* START Extracted data *
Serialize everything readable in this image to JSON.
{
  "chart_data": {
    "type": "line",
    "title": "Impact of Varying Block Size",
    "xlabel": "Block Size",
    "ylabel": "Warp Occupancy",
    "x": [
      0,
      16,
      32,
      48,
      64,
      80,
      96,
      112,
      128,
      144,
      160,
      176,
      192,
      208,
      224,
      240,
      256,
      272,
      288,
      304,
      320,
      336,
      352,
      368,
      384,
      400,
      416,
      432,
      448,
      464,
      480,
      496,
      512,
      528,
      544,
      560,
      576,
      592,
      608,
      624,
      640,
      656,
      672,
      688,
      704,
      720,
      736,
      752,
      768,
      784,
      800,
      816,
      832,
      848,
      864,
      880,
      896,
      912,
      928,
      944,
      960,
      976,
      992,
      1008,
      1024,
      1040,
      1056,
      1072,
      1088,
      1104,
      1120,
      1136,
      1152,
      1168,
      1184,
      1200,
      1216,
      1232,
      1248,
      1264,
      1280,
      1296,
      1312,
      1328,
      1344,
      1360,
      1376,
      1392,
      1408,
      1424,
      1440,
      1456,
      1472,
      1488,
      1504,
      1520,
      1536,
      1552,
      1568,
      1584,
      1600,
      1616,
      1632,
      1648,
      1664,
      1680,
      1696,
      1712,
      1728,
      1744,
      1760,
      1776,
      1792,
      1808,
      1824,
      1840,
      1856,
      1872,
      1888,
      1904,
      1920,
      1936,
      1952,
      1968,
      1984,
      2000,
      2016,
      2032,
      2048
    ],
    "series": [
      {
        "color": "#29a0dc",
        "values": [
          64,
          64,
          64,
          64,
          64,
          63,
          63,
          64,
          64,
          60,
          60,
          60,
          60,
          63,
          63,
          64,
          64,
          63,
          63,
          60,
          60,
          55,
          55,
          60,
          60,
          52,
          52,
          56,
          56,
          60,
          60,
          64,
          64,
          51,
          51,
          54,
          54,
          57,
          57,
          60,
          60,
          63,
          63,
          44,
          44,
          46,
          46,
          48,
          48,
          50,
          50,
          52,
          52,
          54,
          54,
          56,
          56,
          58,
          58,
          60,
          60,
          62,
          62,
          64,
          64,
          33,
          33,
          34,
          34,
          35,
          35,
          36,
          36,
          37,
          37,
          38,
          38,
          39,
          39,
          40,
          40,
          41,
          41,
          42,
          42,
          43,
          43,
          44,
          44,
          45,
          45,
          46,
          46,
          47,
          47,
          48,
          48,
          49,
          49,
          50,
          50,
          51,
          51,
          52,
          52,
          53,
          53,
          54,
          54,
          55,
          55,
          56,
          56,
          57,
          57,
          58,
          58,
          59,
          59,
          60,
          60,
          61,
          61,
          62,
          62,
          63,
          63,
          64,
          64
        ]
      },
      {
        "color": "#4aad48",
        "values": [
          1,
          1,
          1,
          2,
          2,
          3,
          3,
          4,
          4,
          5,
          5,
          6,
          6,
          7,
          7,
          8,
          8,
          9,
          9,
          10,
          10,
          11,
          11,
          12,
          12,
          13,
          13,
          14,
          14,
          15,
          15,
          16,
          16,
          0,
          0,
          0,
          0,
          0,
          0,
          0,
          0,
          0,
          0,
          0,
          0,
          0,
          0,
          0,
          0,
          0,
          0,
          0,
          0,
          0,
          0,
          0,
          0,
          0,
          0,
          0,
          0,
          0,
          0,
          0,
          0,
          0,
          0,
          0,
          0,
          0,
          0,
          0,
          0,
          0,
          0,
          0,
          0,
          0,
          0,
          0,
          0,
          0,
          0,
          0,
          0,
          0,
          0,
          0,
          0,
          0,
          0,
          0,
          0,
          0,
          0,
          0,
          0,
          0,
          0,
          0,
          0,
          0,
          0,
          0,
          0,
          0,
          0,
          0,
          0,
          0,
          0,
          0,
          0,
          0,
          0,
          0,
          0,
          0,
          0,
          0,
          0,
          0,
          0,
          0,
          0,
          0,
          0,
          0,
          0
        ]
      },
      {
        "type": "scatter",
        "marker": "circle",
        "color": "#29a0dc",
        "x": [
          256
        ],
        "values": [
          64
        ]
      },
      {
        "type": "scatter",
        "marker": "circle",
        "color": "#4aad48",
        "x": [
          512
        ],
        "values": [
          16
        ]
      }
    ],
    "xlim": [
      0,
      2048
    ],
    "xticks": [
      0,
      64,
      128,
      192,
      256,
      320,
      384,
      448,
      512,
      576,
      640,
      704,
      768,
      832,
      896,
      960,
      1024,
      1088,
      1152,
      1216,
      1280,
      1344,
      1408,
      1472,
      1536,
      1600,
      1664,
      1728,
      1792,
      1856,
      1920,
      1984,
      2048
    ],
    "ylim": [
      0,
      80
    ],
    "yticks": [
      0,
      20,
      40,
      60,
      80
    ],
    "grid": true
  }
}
* END Extracted data *
### Aim of the task
Your task is to reproduce the whole listing exactly.

### The reply
Serialize everything readable in this image to JSON.
{
  "chart_data": {
    "type": "line",
    "title": "Impact of Varying Block Size",
    "xlabel": "Block Size",
    "ylabel": "Warp Occupancy",
    "x": [
      0,
      16,
      32,
      48,
      64,
      80,
      96,
      112,
      128,
      144,
      160,
      176,
      192,
      208,
      224,
      240,
      256,
      272,
      288,
      304,
      320,
      336,
      352,
      368,
      384,
      400,
      416,
      432,
      448,
      464,
      480,
      496,
      512,
      528,
      544,
      560,
      576,
      592,
      608,
      624,
      640,
      656,
      672,
      688,
      704,
      720,
      736,
      752,
      768,
      784,
      800,
      816,
      832,
      848,
      864,
      880,
      896,
      912,
      928,
      944,
      960,
      976,
      992,
      1008,
      1024,
      1040,
      1056,
      1072,
      1088,
      1104,
      1120,
      1136,
      1152,
      1168,
      1184,
      1200,
      1216,
      1232,
      1248,
      1264,
      1280,
      1296,
      1312,
      1328,
      1344,
      1360,
      1376,
      1392,
      1408,
      1424,
      1440,
      1456,
      1472,
      1488,
      1504,
      1520,
      1536,
      1552,
      1568,
      1584,
      1600,
      1616,
      1632,
      1648,
      1664,
      1680,
      1696,
      1712,
      1728,
      1744,
      1760,
      1776,
      1792,
      1808,
      1824,
      1840,
      1856,
      1872,
      1888,
      1904,
      1920,
      1936,
      1952,
      1968,
      1984,
      2000,
      2016,
      2032,
      2048
    ],
    "series": [
      {
        "color": "#29a0dc",
        "values": [
          64,
          64,
          64,
          64,
          64,
          63,
          63,
          64,
          64,
          60,
          60,
          60,
          60,
          63,
          63,
          64,
          64,
          63,
          63,
          60,
          60,
          55,
          55,
          60,
          60,
          52,
          52,
          56,
          56,
          60,
          60,
          64,
          64,
          51,
          51,
          54,
          54,
          57,
          57,
          60,
          60,
          63,
          63,
          44,
          44,
          46,
          46,
          48,
          48,
          50,
          50,
          52,
          52,
          54,
          54,
          56,
          56,
          58,
          58,
          60,
          60,
          62,
          62,
          64,
          64,
          33,
          33,
          34,
          34,
          35,
          35,
          36,
          36,
          37,
          37,
          38,
          38,
          39,
          39,
          40,
          40,
          41,
          41,
          42,
          42,
          43,
          43,
          44,
          44,
          45,
          45,
          46,
          46,
          47,
          47,
          48,
          48,
          49,
          49,
          50,
          50,
          51,
          51,
          52,
          52,
          53,
          53,
          54,
          54,
          55,
          55,
          56,
          56,
          57,
          57,
          58,
          58,
          59,
          59,
          60,
          60,
          61,
          61,
          62,
          62,
          63,
          63,
          64,
          64
        ]
      },
      {
        "color": "#4aad48",
        "values": [
          1,
          1,
          1,
          2,
          2,
          3,
          3,
          4,
          4,
          5,
          5,
          6,
          6,
          7,
          7,
          8,
          8,
          9,
          9,
          10,
          10,
          11,
          11,
          12,
          12,
          13,
          13,
          14,
          14,
          15,
          15,
          16,
          16,
          0,
          0,
          0,
          0,
          0,
          0,
          0,
          0,
          0,
          0,
          0,
          0,
          0,
          0,
          0,
          0,
          0,
          0,
          0,
          0,
          0,
          0,
          0,
          0,
          0,
          0,
          0,
          0,
          0,
          0,
          0,
          0,
          0,
          0,
          0,
          0,
          0,
          0,
          0,
          0,
          0,
          0,
          0,
          0,
          0,
          0,
          0,
          0,
          0,
          0,
          0,
          0,
          0,
          0,
          0,
          0,
          0,
          0,
          0,
          0,
          0,
          0,
          0,
          0,
          0,
          0,
          0,
          0,
          0,
          0,
          0,
          0,
          0,
          0,
          0,
          0,
          0,
          0,
          0,
          0,
          0,
          0,
          0,
          0,
          0,
          0,
          0,
          0,
          0,
          0,
          0,
          0,
          0,
          0,
          0,
          0
        ]
      },
      {
        "type": "scatter",
        "marker": "circle",
        "color": "#29a0dc",
        "x": [
          256
        ],
        "values": [
          64
        ]
      },
      {
        "type": "scatter",
        "marker": "circle",
        "color": "#4aad48",
        "x": [
          512
        ],
        "values": [
          16
        ]
      }
    ],
    "xlim": [
      0,
      2048
    ],
    "xticks": [
      0,
      64,
      128,
      192,
      256,
      320,
      384,
      448,
      512,
      576,
      640,
      704,
      768,
      832,
      896,
      960,
      1024,
      1088,
      1152,
      1216,
      1280,
      1344,
      1408,
      1472,
      1536,
      1600,
      1664,
      1728,
      1792,
      1856,
      1920,
      1984,
      2048
    ],
    "ylim": [
      0,
      80
    ],
    "yticks": [
      0,
      20,
      40,
      60,
      80
    ],
    "grid": true
  }
}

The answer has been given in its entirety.